• Short problem: Lines containing "总支出相应减少" are to be counted. Report the count alone.

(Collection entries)
□ □ □ □
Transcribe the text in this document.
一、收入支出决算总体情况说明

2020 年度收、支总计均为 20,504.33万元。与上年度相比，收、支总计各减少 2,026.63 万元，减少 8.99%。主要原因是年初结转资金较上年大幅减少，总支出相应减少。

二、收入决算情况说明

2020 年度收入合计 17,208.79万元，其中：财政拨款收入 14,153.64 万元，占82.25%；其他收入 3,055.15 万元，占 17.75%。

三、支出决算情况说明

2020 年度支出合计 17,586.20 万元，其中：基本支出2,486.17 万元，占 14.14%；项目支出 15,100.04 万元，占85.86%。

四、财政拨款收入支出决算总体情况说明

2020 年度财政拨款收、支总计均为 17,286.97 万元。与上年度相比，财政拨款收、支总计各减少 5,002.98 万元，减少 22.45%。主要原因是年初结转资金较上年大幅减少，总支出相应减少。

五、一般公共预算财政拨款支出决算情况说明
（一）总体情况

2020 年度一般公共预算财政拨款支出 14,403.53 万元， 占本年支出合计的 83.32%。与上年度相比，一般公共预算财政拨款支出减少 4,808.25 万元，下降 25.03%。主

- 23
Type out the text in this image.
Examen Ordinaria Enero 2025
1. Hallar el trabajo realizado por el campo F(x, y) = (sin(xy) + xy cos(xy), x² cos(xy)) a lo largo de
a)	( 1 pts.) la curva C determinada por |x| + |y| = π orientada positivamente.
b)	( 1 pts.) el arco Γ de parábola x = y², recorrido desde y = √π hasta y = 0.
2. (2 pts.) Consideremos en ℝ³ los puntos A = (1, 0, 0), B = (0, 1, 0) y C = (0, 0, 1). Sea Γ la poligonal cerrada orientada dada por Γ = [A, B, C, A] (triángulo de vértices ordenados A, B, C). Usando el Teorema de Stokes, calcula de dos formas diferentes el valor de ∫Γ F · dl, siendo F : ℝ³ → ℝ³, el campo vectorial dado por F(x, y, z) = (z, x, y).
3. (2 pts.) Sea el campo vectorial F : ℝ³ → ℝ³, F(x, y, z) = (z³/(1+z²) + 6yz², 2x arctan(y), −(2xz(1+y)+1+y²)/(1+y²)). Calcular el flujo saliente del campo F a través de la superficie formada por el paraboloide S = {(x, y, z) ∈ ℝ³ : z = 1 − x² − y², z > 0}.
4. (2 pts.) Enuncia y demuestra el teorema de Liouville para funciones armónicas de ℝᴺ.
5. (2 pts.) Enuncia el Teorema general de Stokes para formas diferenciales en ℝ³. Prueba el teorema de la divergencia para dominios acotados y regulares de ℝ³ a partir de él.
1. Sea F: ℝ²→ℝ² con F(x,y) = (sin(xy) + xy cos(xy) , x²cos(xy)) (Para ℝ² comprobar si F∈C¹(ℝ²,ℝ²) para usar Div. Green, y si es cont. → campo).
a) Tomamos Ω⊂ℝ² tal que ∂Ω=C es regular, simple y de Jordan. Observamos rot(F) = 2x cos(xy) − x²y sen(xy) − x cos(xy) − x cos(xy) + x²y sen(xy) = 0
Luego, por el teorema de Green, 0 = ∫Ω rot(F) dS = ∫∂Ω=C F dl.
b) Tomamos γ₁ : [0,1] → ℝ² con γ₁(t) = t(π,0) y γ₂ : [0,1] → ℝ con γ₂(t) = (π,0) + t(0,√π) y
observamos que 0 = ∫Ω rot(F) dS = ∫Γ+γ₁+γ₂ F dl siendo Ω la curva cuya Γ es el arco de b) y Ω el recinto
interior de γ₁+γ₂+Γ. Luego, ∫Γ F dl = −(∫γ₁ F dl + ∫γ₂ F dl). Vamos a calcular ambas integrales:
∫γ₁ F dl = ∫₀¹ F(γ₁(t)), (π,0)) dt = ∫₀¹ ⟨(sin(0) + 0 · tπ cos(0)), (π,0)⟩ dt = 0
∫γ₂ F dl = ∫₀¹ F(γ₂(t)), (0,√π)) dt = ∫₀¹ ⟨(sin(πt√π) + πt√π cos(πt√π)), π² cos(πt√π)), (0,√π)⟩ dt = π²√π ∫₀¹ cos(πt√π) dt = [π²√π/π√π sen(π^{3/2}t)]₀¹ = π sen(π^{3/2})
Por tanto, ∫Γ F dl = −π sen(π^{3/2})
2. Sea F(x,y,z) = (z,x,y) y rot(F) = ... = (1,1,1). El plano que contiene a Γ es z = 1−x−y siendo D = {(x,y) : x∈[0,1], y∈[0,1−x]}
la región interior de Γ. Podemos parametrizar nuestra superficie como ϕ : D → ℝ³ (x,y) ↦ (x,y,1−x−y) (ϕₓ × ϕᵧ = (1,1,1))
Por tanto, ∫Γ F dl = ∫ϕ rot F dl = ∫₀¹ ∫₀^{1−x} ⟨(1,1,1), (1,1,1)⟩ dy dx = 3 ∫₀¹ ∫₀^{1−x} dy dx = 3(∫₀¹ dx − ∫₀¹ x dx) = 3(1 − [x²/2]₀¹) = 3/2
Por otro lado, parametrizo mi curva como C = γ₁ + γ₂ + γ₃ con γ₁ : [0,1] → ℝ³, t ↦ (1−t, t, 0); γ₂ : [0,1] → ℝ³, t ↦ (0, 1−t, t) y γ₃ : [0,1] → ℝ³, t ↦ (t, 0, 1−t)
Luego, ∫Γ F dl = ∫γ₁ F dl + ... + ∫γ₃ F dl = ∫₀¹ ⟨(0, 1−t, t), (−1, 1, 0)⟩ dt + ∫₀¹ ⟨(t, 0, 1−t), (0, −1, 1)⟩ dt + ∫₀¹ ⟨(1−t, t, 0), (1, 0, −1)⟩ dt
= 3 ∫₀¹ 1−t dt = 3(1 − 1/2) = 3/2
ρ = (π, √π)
□ □ □ □
• Solved problem: 2